WHAT THIS TASK INVOLVES: Search the material for the word "TradingView" and report each line where it turns up.

INPUT FOR THIS TASK:
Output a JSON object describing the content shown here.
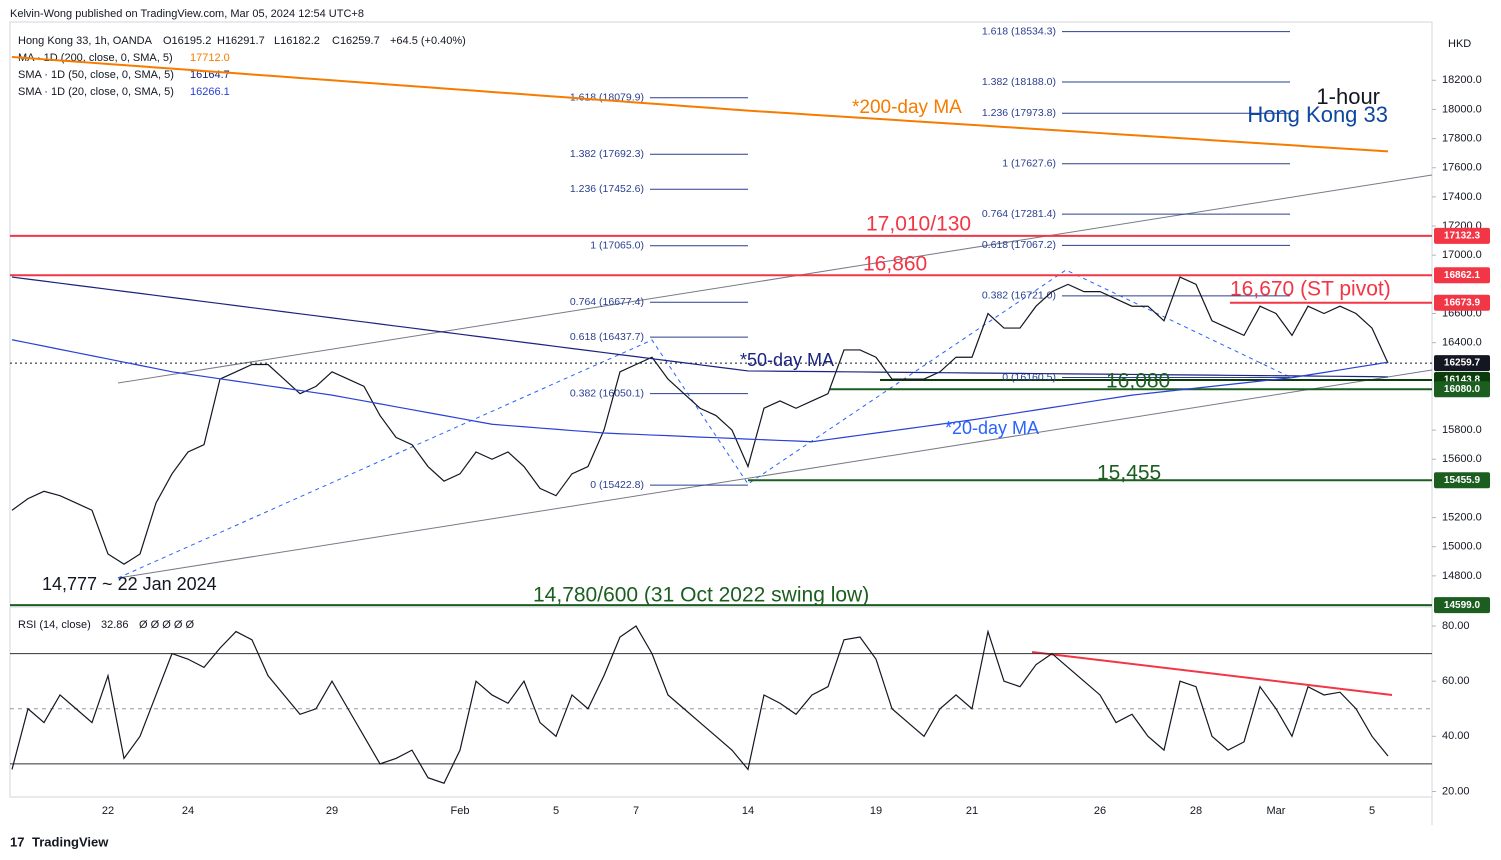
{
  "header": {
    "publisher": "Kelvin-Wong published on TradingView.com, Mar 05, 2024 12:54 UTC+8",
    "symbol": "Hong Kong 33, 1h, OANDA",
    "open": "O16195.2",
    "high": "H16291.7",
    "low": "L16182.2",
    "close": "C16259.7",
    "change": "+64.5 (+0.40%)",
    "currency": "HKD"
  },
  "chart_data": [
    {
      "type": "line",
      "title": "1-hour",
      "subtitle": "Hong Kong 33",
      "categories": [
        null,
        null,
        null,
        null,
        null,
        null,
        "22",
        null,
        null,
        null,
        null,
        "24",
        null,
        null,
        null,
        null,
        null,
        null,
        null,
        null,
        "29",
        null,
        null,
        null,
        null,
        null,
        null,
        null,
        "Feb",
        null,
        null,
        null,
        null,
        null,
        "5",
        null,
        null,
        null,
        null,
        "7",
        null,
        null,
        null,
        null,
        null,
        null,
        "14",
        null,
        null,
        null,
        null,
        null,
        null,
        null,
        "19",
        null,
        null,
        null,
        null,
        null,
        "21",
        null,
        null,
        null,
        null,
        null,
        null,
        null,
        "26",
        null,
        null,
        null,
        null,
        null,
        "28",
        null,
        null,
        null,
        null,
        "Mar",
        null,
        null,
        null,
        null,
        null,
        "5",
        null
      ],
      "series": [
        {
          "name": "Hong Kong 33, 1h, OANDA",
          "color": "#131722",
          "values": [
            15250,
            15330,
            15380,
            15350,
            15300,
            15250,
            14950,
            14880,
            14950,
            15300,
            15500,
            15650,
            15700,
            16150,
            16200,
            16250,
            16250,
            16150,
            16050,
            16100,
            16200,
            16150,
            16100,
            15900,
            15750,
            15700,
            15550,
            15450,
            15500,
            15650,
            15600,
            15650,
            15550,
            15400,
            15350,
            15500,
            15550,
            15800,
            16200,
            16250,
            16300,
            16150,
            16050,
            15950,
            15900,
            15800,
            15550,
            15950,
            16000,
            15950,
            16000,
            16050,
            16350,
            16350,
            16300,
            16150,
            16150,
            16150,
            16200,
            16300,
            16300,
            16600,
            16500,
            16500,
            16650,
            16750,
            16800,
            16750,
            16750,
            16700,
            16650,
            16650,
            16550,
            16850,
            16800,
            16550,
            16500,
            16450,
            16650,
            16600,
            16450,
            16650,
            16600,
            16650,
            16600,
            16500,
            16259.7
          ]
        },
        {
          "name": "MA · 1D (200, close, 0, SMA, 5)",
          "legend_value": "17712.0",
          "color": "#f57c00",
          "values": [
            18360,
            18352,
            18344,
            18336,
            18328,
            18320,
            18312,
            18304,
            18296,
            18288,
            18280,
            18272,
            18264,
            18256,
            18248,
            18240,
            18232,
            18224,
            18216,
            18208,
            18200,
            18192,
            18184,
            18176,
            18168,
            18160,
            18152,
            18144,
            18136,
            18128,
            18120,
            18112,
            18104,
            18096,
            18088,
            18080,
            18072,
            18064,
            18056,
            18048,
            18040,
            18032,
            18024,
            18016,
            18008,
            18000,
            17992,
            17985,
            17978,
            17971,
            17964,
            17957,
            17950,
            17943,
            17936,
            17929,
            17922,
            17915,
            17908,
            17901,
            17894,
            17887,
            17880,
            17873,
            17866,
            17859,
            17852,
            17845,
            17838,
            17831,
            17824,
            17817,
            17810,
            17803,
            17796,
            17789,
            17782,
            17775,
            17768,
            17761,
            17754,
            17747,
            17740,
            17733,
            17726,
            17719,
            17712.0
          ]
        },
        {
          "name": "SMA · 1D (50, close, 0, SMA, 5)",
          "legend_value": "16164.7",
          "color": "#1a237e",
          "values": [
            16850,
            16836,
            16822,
            16808,
            16794,
            16780,
            16766,
            16752,
            16738,
            16724,
            16710,
            16696,
            16682,
            16668,
            16654,
            16640,
            16626,
            16612,
            16598,
            16584,
            16570,
            16556,
            16542,
            16528,
            16514,
            16500,
            16486,
            16472,
            16458,
            16444,
            16430,
            16416,
            16402,
            16388,
            16374,
            16360,
            16346,
            16332,
            16318,
            16304,
            16290,
            16276,
            16262,
            16248,
            16234,
            16220,
            16206,
            16205,
            16204,
            16203,
            16202,
            16201,
            16200,
            16199,
            16198,
            16197,
            16196,
            16195,
            16194,
            16193,
            16192,
            16191,
            16190,
            16189,
            16188,
            16187,
            16186,
            16185,
            16184,
            16183,
            16182,
            16181,
            16180,
            16179,
            16178,
            16177,
            16176,
            16175,
            16174,
            16173,
            16172,
            16171,
            16170,
            16169,
            16168,
            16167,
            16164.7
          ]
        },
        {
          "name": "SMA · 1D (20, close, 0, SMA, 5)",
          "legend_value": "16266.1",
          "color": "#2941d6",
          "values": [
            16420,
            16398,
            16376,
            16354,
            16332,
            16310,
            16288,
            16266,
            16244,
            16222,
            16200,
            16184,
            16168,
            16152,
            16136,
            16120,
            16104,
            16088,
            16072,
            16056,
            16040,
            16020,
            16000,
            15980,
            15960,
            15940,
            15920,
            15900,
            15880,
            15860,
            15840,
            15831,
            15823,
            15814,
            15806,
            15797,
            15789,
            15780,
            15775,
            15771,
            15766,
            15762,
            15757,
            15752,
            15748,
            15743,
            15738,
            15734,
            15729,
            15725,
            15720,
            15735,
            15750,
            15765,
            15780,
            15795,
            15810,
            15825,
            15840,
            15855,
            15870,
            15887,
            15904,
            15921,
            15938,
            15955,
            15972,
            15989,
            16006,
            16023,
            16040,
            16052,
            16064,
            16076,
            16088,
            16100,
            16112,
            16124,
            16136,
            16148,
            16160,
            16178,
            16195,
            16213,
            16231,
            16248,
            16266.1
          ]
        }
      ],
      "ylim": [
        14600,
        18600
      ],
      "yticks": [
        {
          "value": 18200,
          "label": "18200.0"
        },
        {
          "value": 18000,
          "label": "18000.0"
        },
        {
          "value": 17800,
          "label": "17800.0"
        },
        {
          "value": 17600,
          "label": "17600.0"
        },
        {
          "value": 17400,
          "label": "17400.0"
        },
        {
          "value": 17200,
          "label": "17200.0"
        },
        {
          "value": 17000,
          "label": "17000.0"
        },
        {
          "value": 16600,
          "label": "16600.0"
        },
        {
          "value": 16400,
          "label": "16400.0"
        },
        {
          "value": 15800,
          "label": "15800.0"
        },
        {
          "value": 15600,
          "label": "15600.0"
        },
        {
          "value": 15200,
          "label": "15200.0"
        },
        {
          "value": 15000,
          "label": "15000.0"
        },
        {
          "value": 14800,
          "label": "14800.0"
        }
      ],
      "levels": [
        {
          "value": 17132.3,
          "color": "#f23645"
        },
        {
          "value": 16862.1,
          "color": "#f23645"
        },
        {
          "value": 16673.9,
          "color": "#f23645"
        },
        {
          "value": 16259.7,
          "color": "#131722"
        },
        {
          "value": 16143.8,
          "color": "#0b3d0b"
        },
        {
          "value": 16080.0,
          "label": "16080.0",
          "color": "#1b5e20"
        },
        {
          "value": 15455.9,
          "color": "#1b5e20"
        },
        {
          "value": 14599.0,
          "label": "14599.0",
          "color": "#1b5e20"
        }
      ],
      "fib_left": [
        {
          "value": 18079.9,
          "label": "1.618 (18079.9)"
        },
        {
          "value": 17692.3,
          "label": "1.382 (17692.3)"
        },
        {
          "value": 17452.6,
          "label": "1.236 (17452.6)"
        },
        {
          "value": 17065.0,
          "label": "1 (17065.0)"
        },
        {
          "value": 16677.4,
          "label": "0.764 (16677.4)"
        },
        {
          "value": 16437.7,
          "label": "0.618 (16437.7)"
        },
        {
          "value": 16050.1,
          "label": "0.382 (16050.1)"
        },
        {
          "value": 15422.8,
          "label": "0 (15422.8)"
        }
      ],
      "fib_right": [
        {
          "value": 18534.3,
          "label": "1.618 (18534.3)"
        },
        {
          "value": 18188.0,
          "label": "1.382 (18188.0)"
        },
        {
          "value": 17973.8,
          "label": "1.236 (17973.8)"
        },
        {
          "value": 17627.6,
          "label": "1 (17627.6)"
        },
        {
          "value": 17281.4,
          "label": "0.764 (17281.4)"
        },
        {
          "value": 17067.2,
          "label": "0.618 (17067.2)"
        },
        {
          "value": 16721.0,
          "label": "0.382 (16721.0)"
        },
        {
          "value": 16160.5,
          "label": "0 (16160.5)"
        }
      ],
      "annotations": [
        "17,010/130",
        "16,860",
        "16,670 (ST pivot)",
        "16,080",
        "15,455",
        "14,780/600 (31 Oct 2022 swing low)",
        "14,777 ~ 22 Jan 2024",
        "*200-day MA",
        "*50-day MA",
        "*20-day MA"
      ]
    },
    {
      "type": "line",
      "series": [
        {
          "name": "RSI (14, close)",
          "color": "#131722",
          "values": [
            28,
            50,
            45,
            55,
            50,
            45,
            62,
            32,
            40,
            55,
            70,
            68,
            65,
            72,
            78,
            75,
            62,
            55,
            48,
            50,
            60,
            50,
            40,
            30,
            32,
            35,
            25,
            23,
            35,
            60,
            55,
            52,
            60,
            45,
            40,
            55,
            50,
            62,
            76,
            80,
            70,
            55,
            50,
            45,
            40,
            35,
            28,
            55,
            52,
            48,
            55,
            58,
            75,
            76,
            68,
            50,
            45,
            40,
            50,
            55,
            50,
            78,
            60,
            58,
            66,
            70,
            65,
            60,
            55,
            45,
            48,
            40,
            35,
            60,
            58,
            40,
            35,
            38,
            58,
            50,
            40,
            58,
            55,
            56,
            50,
            40,
            32.86
          ]
        }
      ],
      "extras": "Ø Ø Ø Ø Ø",
      "ylim": [
        18,
        84
      ],
      "yticks": [
        {
          "value": 80,
          "label": "80.00"
        },
        {
          "value": 60,
          "label": "60.00"
        },
        {
          "value": 40,
          "label": "40.00"
        },
        {
          "value": 20,
          "label": "20.00"
        }
      ],
      "bands": [
        70,
        30
      ],
      "midline": 50
    }
  ],
  "footer": {
    "brand": "TradingView"
  }
}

TASK OUTPUT:
    "publisher": "Kelvin-Wong published on TradingView.com, Mar 05, 2024 12:54 UTC+8",
    "brand": "TradingView"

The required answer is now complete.